# Records for the task
★ ★ ★

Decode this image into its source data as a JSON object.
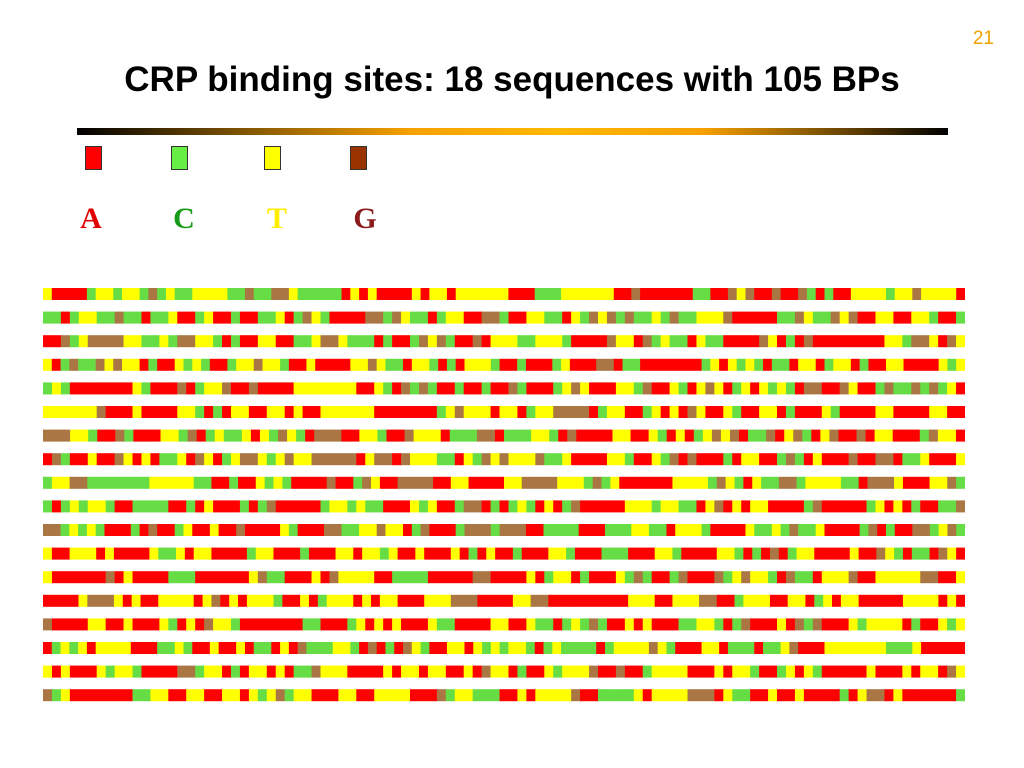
{
  "slide": {
    "number": "21",
    "title": "CRP binding sites: 18 sequences with 105 BPs"
  },
  "legend": [
    {
      "letter": "A",
      "swatch_color": "#ff0000",
      "text_color": "#e00000"
    },
    {
      "letter": "C",
      "swatch_color": "#66ee44",
      "text_color": "#1a9a1a"
    },
    {
      "letter": "T",
      "swatch_color": "#ffff00",
      "text_color": "#ffee00"
    },
    {
      "letter": "G",
      "swatch_color": "#993300",
      "text_color": "#8b1a1a"
    }
  ],
  "grid_colors": {
    "A": "#ff0000",
    "C": "#66dd44",
    "T": "#ffff00",
    "G": "#aa7744",
    "gap": "#ffffff"
  },
  "sequences": [
    "TAAAACTTCTTCGCTCCTTTTCCGCCGGTCCCCCATATAAAATATTATTTTTTAAACCCTTTTTTAAGAAAAAACCAAGTGAAGAAGCACAATTTTCTTGTTTTA",
    "CCACTTCCGCCACCTAACTAACAACCTACGTCAAAAGGCGTCCACTTAAGGCAATTCCATCGTGCGCCTCGCCTTTGAAAAACCGTCCGTGAATTAATTCAAC",
    "AAGCTGGGGTTCCTCGGTTCACAATTAACCTGGTCCCACAACGTGCAAGATTTCCTTTCAAAAGTTAGCTCCATCCAAAAGTACAGAAAAAAAATTCGGTAGT",
    "TACGCCGTGTTACAATCTCAACTTGTTCAATAAAATTGTCCATTCACATTTCAACAAACTAAAGGACCAAAAAAACTATCTCACCATTACTTACAATTAAAATCT",
    "CTCAAAAAAATCAAAGACTTGAAGAAAATTTTTTTAATCAGCGCAACAACAAGCAAACTGTAAATTCGAATCATGTACTATCTCAGGAAGTAACGCCGCGCTA",
    "TTTTTTGAAATAAAATTCACATTAATTATAATTTTTTAAAAAAACTGTTTATTACTTGGGGACTTAACTATAGTAATCAATTACAAATCAAAATTAAAATTAA",
    "GGGTTCAAGCAAATTCGACTCCTATCGTCAGGGAATTCAAGTTTACCCGGACCCTTCAGAAAATTAATCATACTGTGACCGATGCATGAAGATTAAACGTTA",
    "AGCAATAAGTATACCTAGTACTGGTCTGTTGGGGGATGGAGTTTCCATCGTGTTTGCCTAAAATTCAATCGAGAAACATTAACGCATAAAGAAGGACCTAAAT",
    "CTTGGCCCCCCCTTTTTCCAACAATCTCAAAAGAACGTAAGGGGAATTAAAATTGGGGTTTCGCTAAAAAATTTTCGTCATCCGGCTTTTCCAGGGTAAATTGC",
    "CACTCTTCAACCCCAACATAAACACGAAAAACTTCTCCAAATCTAACGGACACTCATACGAAAAATTTCTTCCATGATATTAAAACGAAAAACTATACAACCG",
    "GGCTCTCAAACAGAACTAATAAGAAAATCAAAGGCCTTGTTACGAAACGGGCGGGAACCCCAAACCCTTCCATTTCAAAATCCTCGCCTAAAACGACAAGGCTGC",
    "TAATTTATAAAATCCTATTAAAACTTAAACAAATTATTCTAATAAATACATAACAAATTCAAACCCAAATTCAAAATTCACAGACTTAAAATAAGTCACCAGTA",
    "TAAAAAAGATAAAACCCAAAAAATGCCAAATAGTTTTAACCCCAAAAAGGAAAATACTTACAAATCGCAACGAAAGCTGTTCAGCCATTTGAATTTTTGGAAT",
    "AAAATGGGTATAATTTTATGATATTTCAATACTTTATATTAAATTTGGGAAAATTGGAAAAAAAAATTTAATTTGGAACTTTAATTACTATTAAAAATTTTATA",
    "GAAAATTAATAAATCATAGTTCAAAAAAACCAAACTATATAAATCCAAAATTAATCCACTCGCAATATAAACCTTCACGAAATAGCGAAATCTTTTACAATCT",
    "ACTCTATTTTAAACCTCAATAATACCATAGCCCTTCAGACAGTCAATTATCTCTTCACTCCCCACTTTTGTCAAATTACCCACCTGAAATTTTTTTCCCTAAAAA",
    "TATAAATCTTCAAAAGGCTTACATTATACCGTTTAAAATATTATTAATAGTTACAATCTTTGAAGAACTTTTAAATATTCAACTATCAAAAATAAATATTAGT",
    "GCTAAAAAAACCTTAATTAATTATCTGCTTAAATTAATTTTAAAGCTTCCCAATATTTTGAACCCCTATTTTGGGATCCAATAATAAAACATGGATAAAAAAC"
  ]
}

★ ★ ★

# What to produce
Pick out every line holding the string "sequences" and return it.

# Result
    "title": "CRP binding sites: 18 sequences with 105 BPs"
  "sequences": [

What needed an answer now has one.